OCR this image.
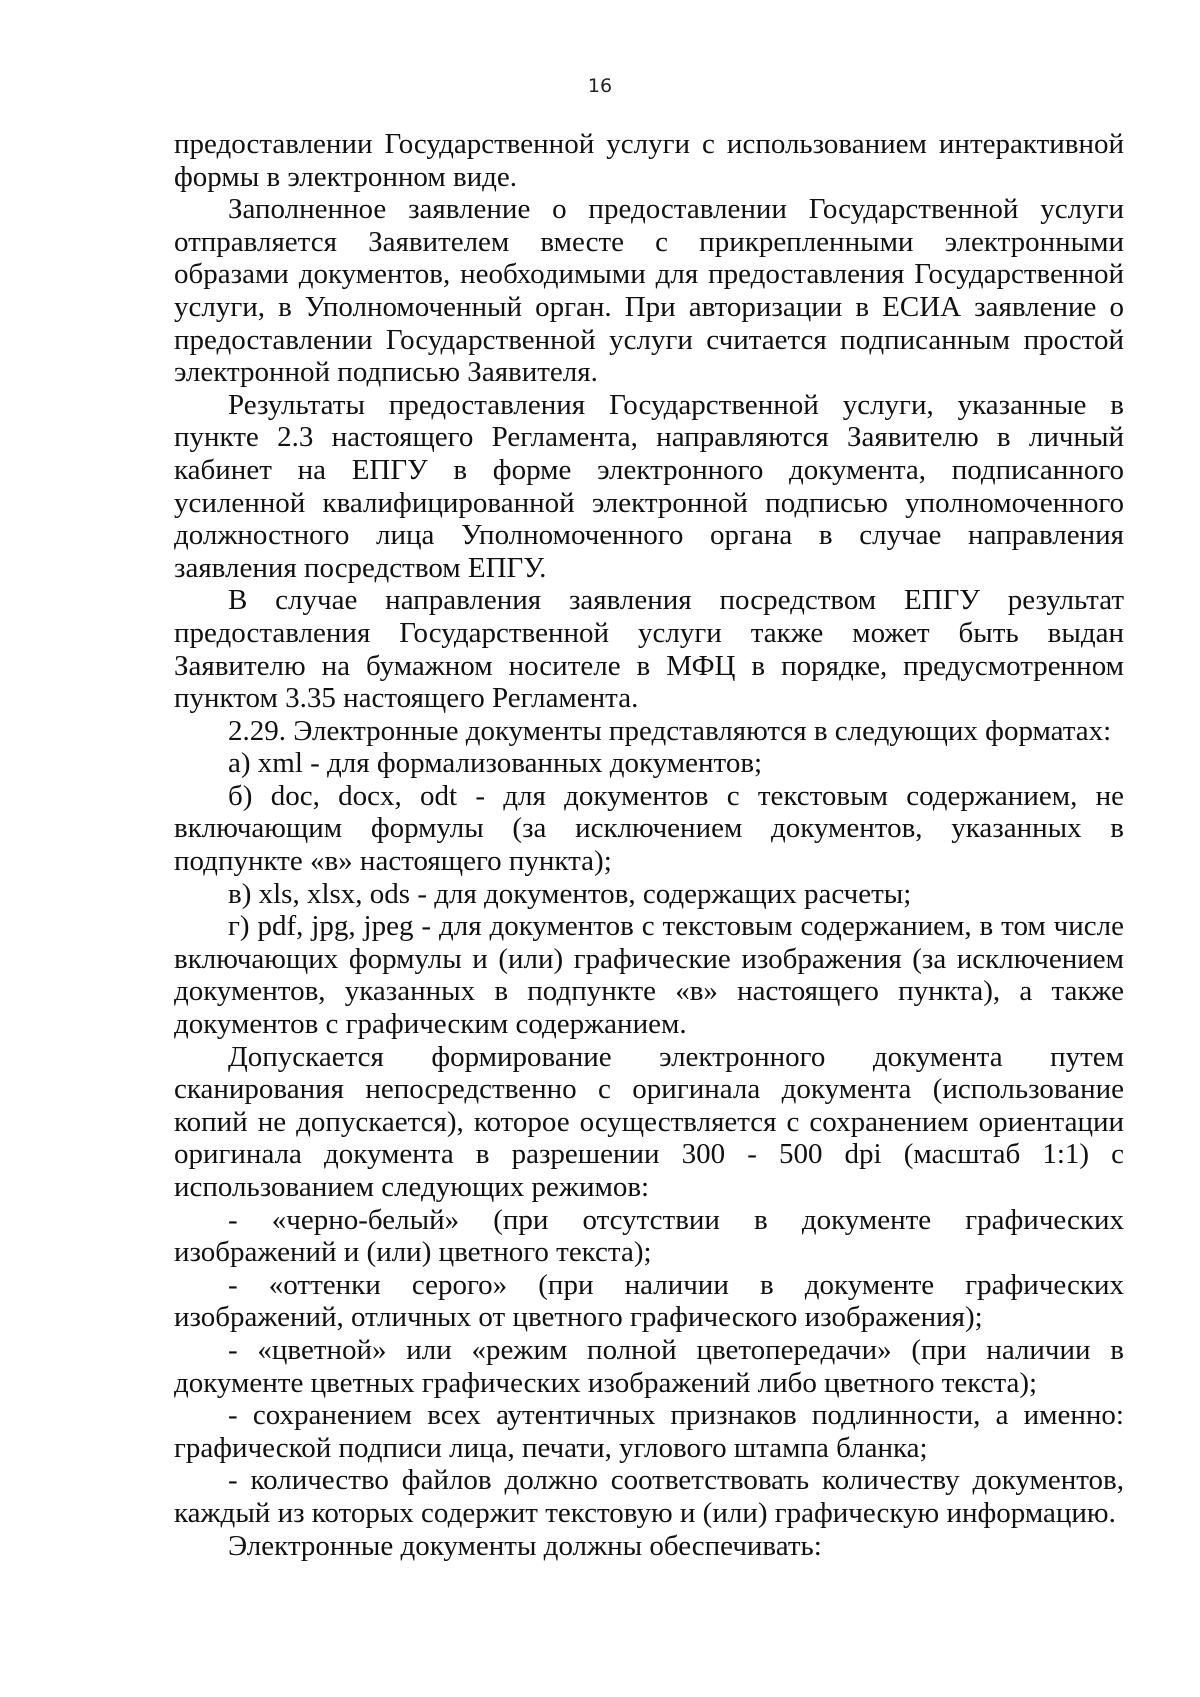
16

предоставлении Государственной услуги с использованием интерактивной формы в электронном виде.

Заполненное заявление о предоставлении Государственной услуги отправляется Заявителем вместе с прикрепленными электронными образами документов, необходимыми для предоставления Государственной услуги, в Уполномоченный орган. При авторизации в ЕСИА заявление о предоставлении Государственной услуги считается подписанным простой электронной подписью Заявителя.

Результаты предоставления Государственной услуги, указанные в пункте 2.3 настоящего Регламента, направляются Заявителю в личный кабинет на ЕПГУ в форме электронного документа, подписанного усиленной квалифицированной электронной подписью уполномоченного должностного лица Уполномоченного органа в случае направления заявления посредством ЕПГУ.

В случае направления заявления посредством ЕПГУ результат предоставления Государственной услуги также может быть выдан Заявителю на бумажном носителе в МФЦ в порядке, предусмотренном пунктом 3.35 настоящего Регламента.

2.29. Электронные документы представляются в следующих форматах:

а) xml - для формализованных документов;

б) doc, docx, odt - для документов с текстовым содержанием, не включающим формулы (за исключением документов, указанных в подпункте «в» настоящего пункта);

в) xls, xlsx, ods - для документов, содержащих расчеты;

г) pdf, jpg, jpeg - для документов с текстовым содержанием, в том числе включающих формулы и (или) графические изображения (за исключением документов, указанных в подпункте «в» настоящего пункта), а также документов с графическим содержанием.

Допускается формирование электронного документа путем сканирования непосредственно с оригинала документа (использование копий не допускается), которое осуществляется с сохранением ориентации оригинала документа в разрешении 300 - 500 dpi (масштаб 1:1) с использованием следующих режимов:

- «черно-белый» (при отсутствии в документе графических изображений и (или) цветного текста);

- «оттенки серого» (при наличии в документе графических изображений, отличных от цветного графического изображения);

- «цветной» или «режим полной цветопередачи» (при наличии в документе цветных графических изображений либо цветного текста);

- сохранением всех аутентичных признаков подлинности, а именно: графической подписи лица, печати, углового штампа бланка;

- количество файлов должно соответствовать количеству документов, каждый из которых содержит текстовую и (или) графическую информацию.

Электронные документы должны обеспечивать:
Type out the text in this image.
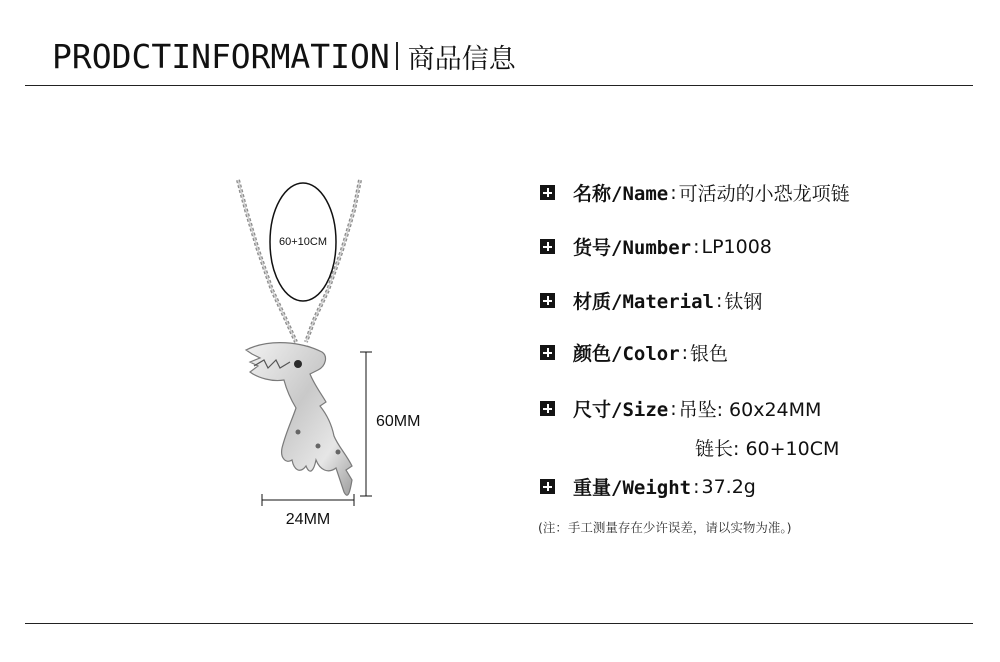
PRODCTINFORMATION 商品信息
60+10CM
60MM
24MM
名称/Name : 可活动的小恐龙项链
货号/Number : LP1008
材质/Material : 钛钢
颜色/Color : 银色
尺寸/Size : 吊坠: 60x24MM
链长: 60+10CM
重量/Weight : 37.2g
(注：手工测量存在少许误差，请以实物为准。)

-.-.-

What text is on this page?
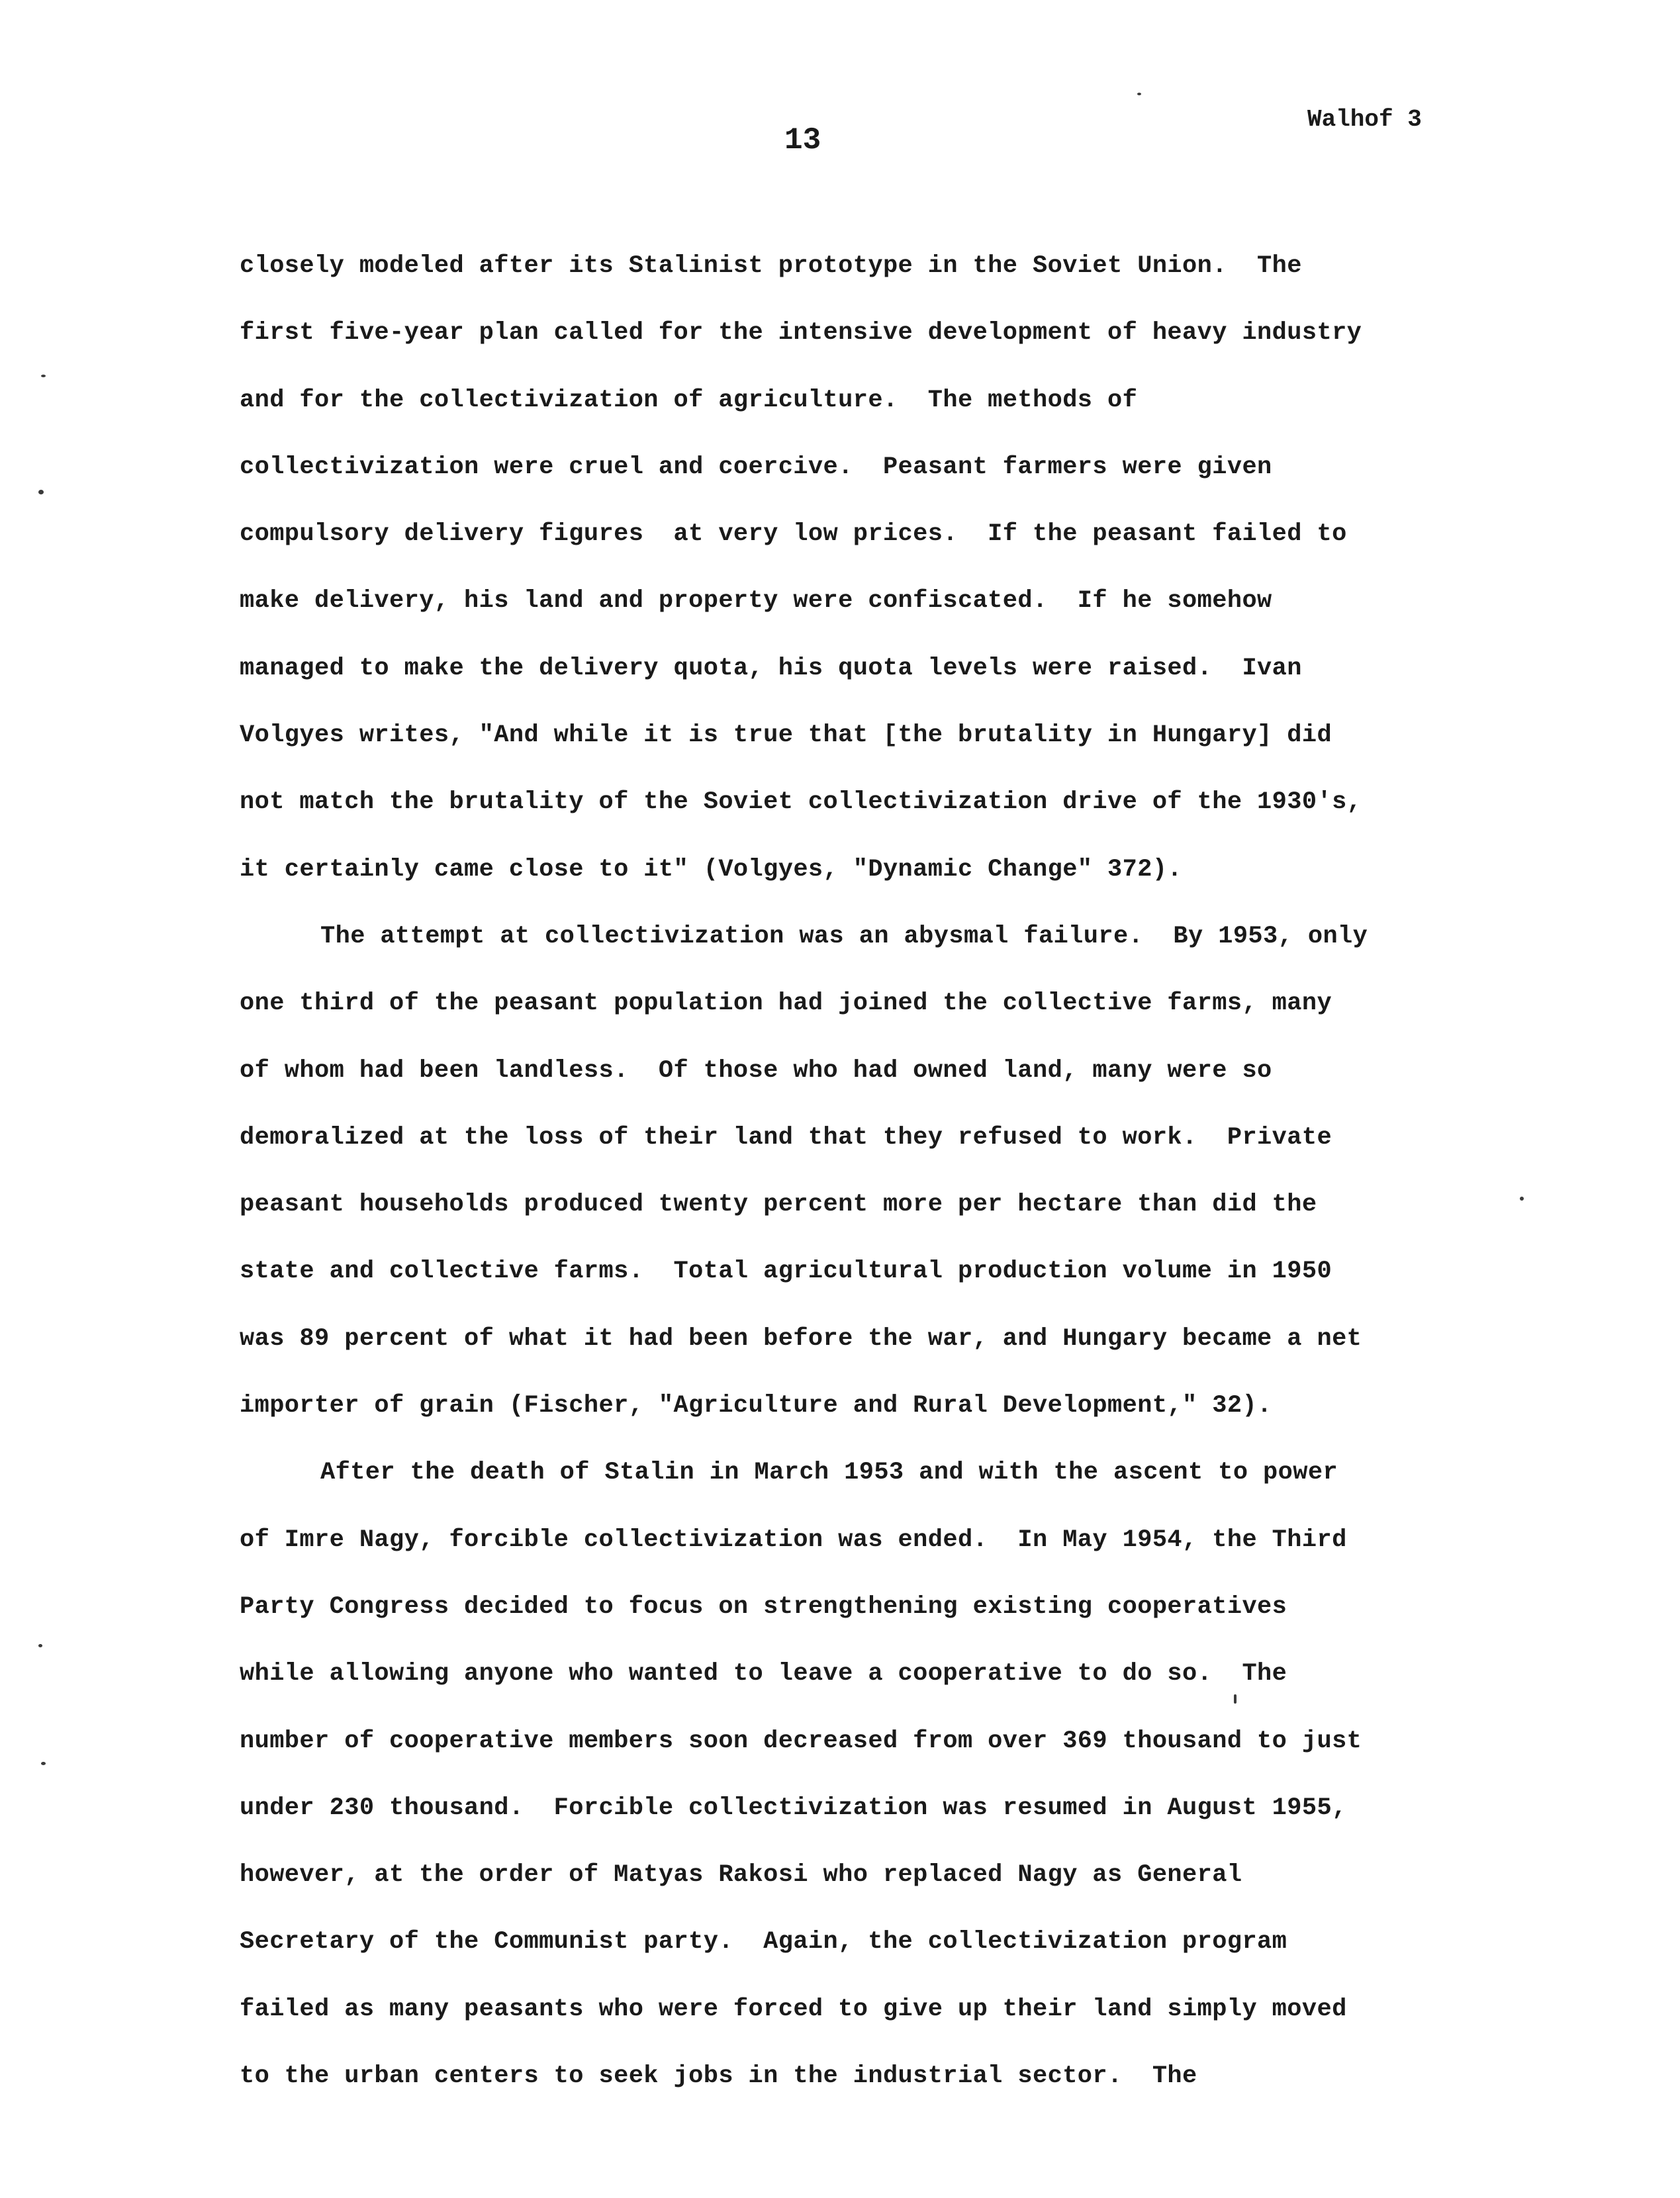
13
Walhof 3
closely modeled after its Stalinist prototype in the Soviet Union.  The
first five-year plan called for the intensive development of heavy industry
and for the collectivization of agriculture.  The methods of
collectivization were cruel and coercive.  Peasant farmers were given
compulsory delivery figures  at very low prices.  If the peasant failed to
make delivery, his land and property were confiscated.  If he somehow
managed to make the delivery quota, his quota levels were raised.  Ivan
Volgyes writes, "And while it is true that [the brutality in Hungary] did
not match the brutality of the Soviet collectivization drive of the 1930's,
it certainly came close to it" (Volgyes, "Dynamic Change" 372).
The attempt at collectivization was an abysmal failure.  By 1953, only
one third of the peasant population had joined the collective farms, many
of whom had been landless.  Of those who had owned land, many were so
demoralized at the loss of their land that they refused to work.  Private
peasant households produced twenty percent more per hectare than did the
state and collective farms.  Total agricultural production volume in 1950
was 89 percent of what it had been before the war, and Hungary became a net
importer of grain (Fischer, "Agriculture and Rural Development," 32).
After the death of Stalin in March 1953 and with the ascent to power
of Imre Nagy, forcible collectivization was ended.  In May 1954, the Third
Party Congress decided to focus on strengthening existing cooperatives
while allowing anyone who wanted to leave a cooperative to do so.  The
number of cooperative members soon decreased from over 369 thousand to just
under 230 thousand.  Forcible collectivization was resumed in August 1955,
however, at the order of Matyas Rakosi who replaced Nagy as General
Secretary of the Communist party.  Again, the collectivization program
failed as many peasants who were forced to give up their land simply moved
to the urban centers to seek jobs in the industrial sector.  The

-.-.-

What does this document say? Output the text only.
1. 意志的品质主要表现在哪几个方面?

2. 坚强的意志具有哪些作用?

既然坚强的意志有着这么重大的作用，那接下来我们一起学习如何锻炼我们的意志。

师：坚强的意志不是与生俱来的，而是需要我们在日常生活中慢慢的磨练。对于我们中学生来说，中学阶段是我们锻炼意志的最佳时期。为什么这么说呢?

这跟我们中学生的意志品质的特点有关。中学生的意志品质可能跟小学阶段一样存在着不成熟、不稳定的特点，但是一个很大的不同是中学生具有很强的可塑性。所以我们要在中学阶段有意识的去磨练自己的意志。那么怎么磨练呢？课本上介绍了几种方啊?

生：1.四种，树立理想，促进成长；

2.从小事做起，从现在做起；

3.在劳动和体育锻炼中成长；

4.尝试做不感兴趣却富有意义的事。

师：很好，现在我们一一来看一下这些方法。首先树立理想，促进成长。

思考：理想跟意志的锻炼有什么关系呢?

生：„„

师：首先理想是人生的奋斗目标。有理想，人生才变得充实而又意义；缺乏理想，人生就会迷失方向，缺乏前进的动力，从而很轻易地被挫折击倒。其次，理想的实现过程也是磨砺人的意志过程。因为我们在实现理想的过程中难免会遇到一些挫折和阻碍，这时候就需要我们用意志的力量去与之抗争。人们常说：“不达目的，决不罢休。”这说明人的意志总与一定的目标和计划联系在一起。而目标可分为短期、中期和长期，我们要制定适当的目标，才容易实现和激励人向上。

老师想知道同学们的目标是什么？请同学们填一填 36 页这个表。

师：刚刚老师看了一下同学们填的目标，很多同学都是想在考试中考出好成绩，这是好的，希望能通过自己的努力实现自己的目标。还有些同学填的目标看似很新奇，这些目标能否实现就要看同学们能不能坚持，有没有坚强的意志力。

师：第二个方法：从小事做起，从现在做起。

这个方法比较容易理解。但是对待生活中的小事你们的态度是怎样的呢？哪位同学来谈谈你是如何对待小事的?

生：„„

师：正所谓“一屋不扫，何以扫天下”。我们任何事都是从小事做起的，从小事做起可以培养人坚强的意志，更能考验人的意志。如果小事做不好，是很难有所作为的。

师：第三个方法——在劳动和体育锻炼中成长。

-.-.-

▸ **What is expected**
Collect every line with the string "only" from the records, and copy each.

▸ **Exercise solution**
The attempt at collectivization was an abysmal failure.  By 1953, only
What does this document say? Output the text only.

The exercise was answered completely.